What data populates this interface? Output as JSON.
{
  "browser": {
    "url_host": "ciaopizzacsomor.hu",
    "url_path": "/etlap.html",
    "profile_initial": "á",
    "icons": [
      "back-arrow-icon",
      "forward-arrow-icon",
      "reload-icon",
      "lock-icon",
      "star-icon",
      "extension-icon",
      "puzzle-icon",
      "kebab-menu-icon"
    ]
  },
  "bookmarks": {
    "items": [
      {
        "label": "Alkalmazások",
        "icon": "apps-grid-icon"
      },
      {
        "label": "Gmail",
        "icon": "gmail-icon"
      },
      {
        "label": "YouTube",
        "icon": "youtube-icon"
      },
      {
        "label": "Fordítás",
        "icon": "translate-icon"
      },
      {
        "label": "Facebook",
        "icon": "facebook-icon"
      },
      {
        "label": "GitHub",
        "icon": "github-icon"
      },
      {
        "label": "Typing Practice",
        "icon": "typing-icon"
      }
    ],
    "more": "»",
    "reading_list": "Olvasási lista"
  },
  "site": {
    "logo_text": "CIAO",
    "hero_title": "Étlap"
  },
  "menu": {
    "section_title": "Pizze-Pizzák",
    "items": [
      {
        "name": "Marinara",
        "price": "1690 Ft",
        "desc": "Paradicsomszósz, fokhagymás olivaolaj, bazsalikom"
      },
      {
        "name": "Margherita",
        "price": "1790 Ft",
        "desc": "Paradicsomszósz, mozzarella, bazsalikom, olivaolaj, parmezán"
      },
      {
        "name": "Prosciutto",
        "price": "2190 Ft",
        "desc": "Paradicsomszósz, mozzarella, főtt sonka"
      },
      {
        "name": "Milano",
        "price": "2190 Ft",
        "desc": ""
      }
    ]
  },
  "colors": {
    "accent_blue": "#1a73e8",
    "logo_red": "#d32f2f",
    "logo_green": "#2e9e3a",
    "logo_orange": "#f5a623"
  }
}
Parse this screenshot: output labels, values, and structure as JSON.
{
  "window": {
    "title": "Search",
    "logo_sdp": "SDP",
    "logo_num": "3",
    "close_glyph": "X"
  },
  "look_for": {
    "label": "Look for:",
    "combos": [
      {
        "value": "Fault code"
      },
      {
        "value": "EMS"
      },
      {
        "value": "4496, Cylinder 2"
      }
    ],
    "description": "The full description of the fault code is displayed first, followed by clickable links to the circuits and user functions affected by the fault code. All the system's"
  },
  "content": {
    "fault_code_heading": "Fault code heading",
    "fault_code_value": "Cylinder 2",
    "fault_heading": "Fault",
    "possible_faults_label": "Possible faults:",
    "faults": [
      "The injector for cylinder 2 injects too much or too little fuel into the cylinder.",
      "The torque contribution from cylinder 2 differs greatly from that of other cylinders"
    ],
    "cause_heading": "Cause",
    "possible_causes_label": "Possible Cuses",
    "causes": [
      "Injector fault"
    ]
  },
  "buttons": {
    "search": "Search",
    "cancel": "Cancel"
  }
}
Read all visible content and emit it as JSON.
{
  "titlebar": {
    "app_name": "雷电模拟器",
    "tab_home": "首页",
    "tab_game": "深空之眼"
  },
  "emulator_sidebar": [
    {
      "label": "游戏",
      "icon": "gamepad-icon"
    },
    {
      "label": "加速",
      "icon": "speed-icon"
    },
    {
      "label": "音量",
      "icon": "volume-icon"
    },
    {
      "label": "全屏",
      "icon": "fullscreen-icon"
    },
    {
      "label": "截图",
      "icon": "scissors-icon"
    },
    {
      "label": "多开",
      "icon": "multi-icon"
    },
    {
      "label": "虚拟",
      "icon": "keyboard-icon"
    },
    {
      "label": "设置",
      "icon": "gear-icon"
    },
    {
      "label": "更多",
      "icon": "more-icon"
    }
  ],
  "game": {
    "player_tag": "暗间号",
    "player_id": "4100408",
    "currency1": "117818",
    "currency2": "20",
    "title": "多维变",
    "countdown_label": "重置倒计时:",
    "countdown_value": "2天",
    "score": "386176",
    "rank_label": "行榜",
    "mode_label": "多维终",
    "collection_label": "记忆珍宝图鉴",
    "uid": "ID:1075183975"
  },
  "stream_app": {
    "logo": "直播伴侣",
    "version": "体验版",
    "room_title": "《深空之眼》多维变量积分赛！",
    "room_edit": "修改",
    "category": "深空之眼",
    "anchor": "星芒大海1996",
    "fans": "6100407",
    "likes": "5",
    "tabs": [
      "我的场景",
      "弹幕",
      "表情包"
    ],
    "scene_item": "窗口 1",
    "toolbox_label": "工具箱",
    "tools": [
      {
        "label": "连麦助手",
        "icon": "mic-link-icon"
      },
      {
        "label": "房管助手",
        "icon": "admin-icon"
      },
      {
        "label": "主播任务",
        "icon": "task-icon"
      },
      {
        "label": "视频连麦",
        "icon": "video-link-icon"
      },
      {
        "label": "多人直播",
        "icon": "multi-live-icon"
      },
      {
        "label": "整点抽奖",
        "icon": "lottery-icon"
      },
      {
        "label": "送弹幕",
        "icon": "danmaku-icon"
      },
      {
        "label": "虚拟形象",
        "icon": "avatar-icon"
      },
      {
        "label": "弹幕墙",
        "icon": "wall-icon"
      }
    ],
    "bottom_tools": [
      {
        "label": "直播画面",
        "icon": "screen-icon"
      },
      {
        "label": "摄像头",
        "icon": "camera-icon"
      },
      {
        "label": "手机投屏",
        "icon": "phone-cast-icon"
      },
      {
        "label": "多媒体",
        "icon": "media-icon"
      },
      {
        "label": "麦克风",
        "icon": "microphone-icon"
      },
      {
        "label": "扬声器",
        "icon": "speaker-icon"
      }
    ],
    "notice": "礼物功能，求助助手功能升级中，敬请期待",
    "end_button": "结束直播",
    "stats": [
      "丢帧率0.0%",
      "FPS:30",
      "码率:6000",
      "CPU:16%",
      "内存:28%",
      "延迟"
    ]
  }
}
◇ ◇ ◇ ◇ ◇ ◇ ◇
_REQUIRED TASK_
Every record shown above should be written out again exactly.

_WRITTEN RESPONSE_
What data populates this interface? Output as JSON.
{
  "browser": {
    "url_host": "ciaopizzacsomor.hu",
    "url_path": "/etlap.html",
    "profile_initial": "á",
    "icons": [
      "back-arrow-icon",
      "forward-arrow-icon",
      "reload-icon",
      "lock-icon",
      "star-icon",
      "extension-icon",
      "puzzle-icon",
      "kebab-menu-icon"
    ]
  },
  "bookmarks": {
    "items": [
      {
        "label": "Alkalmazások",
        "icon": "apps-grid-icon"
      },
      {
        "label": "Gmail",
        "icon": "gmail-icon"
      },
      {
        "label": "YouTube",
        "icon": "youtube-icon"
      },
      {
        "label": "Fordítás",
        "icon": "translate-icon"
      },
      {
        "label": "Facebook",
        "icon": "facebook-icon"
      },
      {
        "label": "GitHub",
        "icon": "github-icon"
      },
      {
        "label": "Typing Practice",
        "icon": "typing-icon"
      }
    ],
    "more": "»",
    "reading_list": "Olvasási lista"
  },
  "site": {
    "logo_text": "CIAO",
    "hero_title": "Étlap"
  },
  "menu": {
    "section_title": "Pizze-Pizzák",
    "items": [
      {
        "name": "Marinara",
        "price": "1690 Ft",
        "desc": "Paradicsomszósz, fokhagymás olivaolaj, bazsalikom"
      },
      {
        "name": "Margherita",
        "price": "1790 Ft",
        "desc": "Paradicsomszósz, mozzarella, bazsalikom, olivaolaj, parmezán"
      },
      {
        "name": "Prosciutto",
        "price": "2190 Ft",
        "desc": "Paradicsomszósz, mozzarella, főtt sonka"
      },
      {
        "name": "Milano",
        "price": "2190 Ft",
        "desc": ""
      }
    ]
  },
  "colors": {
    "accent_blue": "#1a73e8",
    "logo_red": "#d32f2f",
    "logo_green": "#2e9e3a",
    "logo_orange": "#f5a623"
  }
}
Parse this screenshot: output labels, values, and structure as JSON.
{
  "window": {
    "title": "Search",
    "logo_sdp": "SDP",
    "logo_num": "3",
    "close_glyph": "X"
  },
  "look_for": {
    "label": "Look for:",
    "combos": [
      {
        "value": "Fault code"
      },
      {
        "value": "EMS"
      },
      {
        "value": "4496, Cylinder 2"
      }
    ],
    "description": "The full description of the fault code is displayed first, followed by clickable links to the circuits and user functions affected by the fault code. All the system's"
  },
  "content": {
    "fault_code_heading": "Fault code heading",
    "fault_code_value": "Cylinder 2",
    "fault_heading": "Fault",
    "possible_faults_label": "Possible faults:",
    "faults": [
      "The injector for cylinder 2 injects too much or too little fuel into the cylinder.",
      "The torque contribution from cylinder 2 differs greatly from that of other cylinders"
    ],
    "cause_heading": "Cause",
    "possible_causes_label": "Possible Cuses",
    "causes": [
      "Injector fault"
    ]
  },
  "buttons": {
    "search": "Search",
    "cancel": "Cancel"
  }
}
Read all visible content and emit it as JSON.
{
  "titlebar": {
    "app_name": "雷电模拟器",
    "tab_home": "首页",
    "tab_game": "深空之眼"
  },
  "emulator_sidebar": [
    {
      "label": "游戏",
      "icon": "gamepad-icon"
    },
    {
      "label": "加速",
      "icon": "speed-icon"
    },
    {
      "label": "音量",
      "icon": "volume-icon"
    },
    {
      "label": "全屏",
      "icon": "fullscreen-icon"
    },
    {
      "label": "截图",
      "icon": "scissors-icon"
    },
    {
      "label": "多开",
      "icon": "multi-icon"
    },
    {
      "label": "虚拟",
      "icon": "keyboard-icon"
    },
    {
      "label": "设置",
      "icon": "gear-icon"
    },
    {
      "label": "更多",
      "icon": "more-icon"
    }
  ],
  "game": {
    "player_tag": "暗间号",
    "player_id": "4100408",
    "currency1": "117818",
    "currency2": "20",
    "title": "多维变",
    "countdown_label": "重置倒计时:",
    "countdown_value": "2天",
    "score": "386176",
    "rank_label": "行榜",
    "mode_label": "多维终",
    "collection_label": "记忆珍宝图鉴",
    "uid": "ID:1075183975"
  },
  "stream_app": {
    "logo": "直播伴侣",
    "version": "体验版",
    "room_title": "《深空之眼》多维变量积分赛！",
    "room_edit": "修改",
    "category": "深空之眼",
    "anchor": "星芒大海1996",
    "fans": "6100407",
    "likes": "5",
    "tabs": [
      "我的场景",
      "弹幕",
      "表情包"
    ],
    "scene_item": "窗口 1",
    "toolbox_label": "工具箱",
    "tools": [
      {
        "label": "连麦助手",
        "icon": "mic-link-icon"
      },
      {
        "label": "房管助手",
        "icon": "admin-icon"
      },
      {
        "label": "主播任务",
        "icon": "task-icon"
      },
      {
        "label": "视频连麦",
        "icon": "video-link-icon"
      },
      {
        "label": "多人直播",
        "icon": "multi-live-icon"
      },
      {
        "label": "整点抽奖",
        "icon": "lottery-icon"
      },
      {
        "label": "送弹幕",
        "icon": "danmaku-icon"
      },
      {
        "label": "虚拟形象",
        "icon": "avatar-icon"
      },
      {
        "label": "弹幕墙",
        "icon": "wall-icon"
      }
    ],
    "bottom_tools": [
      {
        "label": "直播画面",
        "icon": "screen-icon"
      },
      {
        "label": "摄像头",
        "icon": "camera-icon"
      },
      {
        "label": "手机投屏",
        "icon": "phone-cast-icon"
      },
      {
        "label": "多媒体",
        "icon": "media-icon"
      },
      {
        "label": "麦克风",
        "icon": "microphone-icon"
      },
      {
        "label": "扬声器",
        "icon": "speaker-icon"
      }
    ],
    "notice": "礼物功能，求助助手功能升级中，敬请期待",
    "end_button": "结束直播",
    "stats": [
      "丢帧率0.0%",
      "FPS:30",
      "码率:6000",
      "CPU:16%",
      "内存:28%",
      "延迟"
    ]
  }
}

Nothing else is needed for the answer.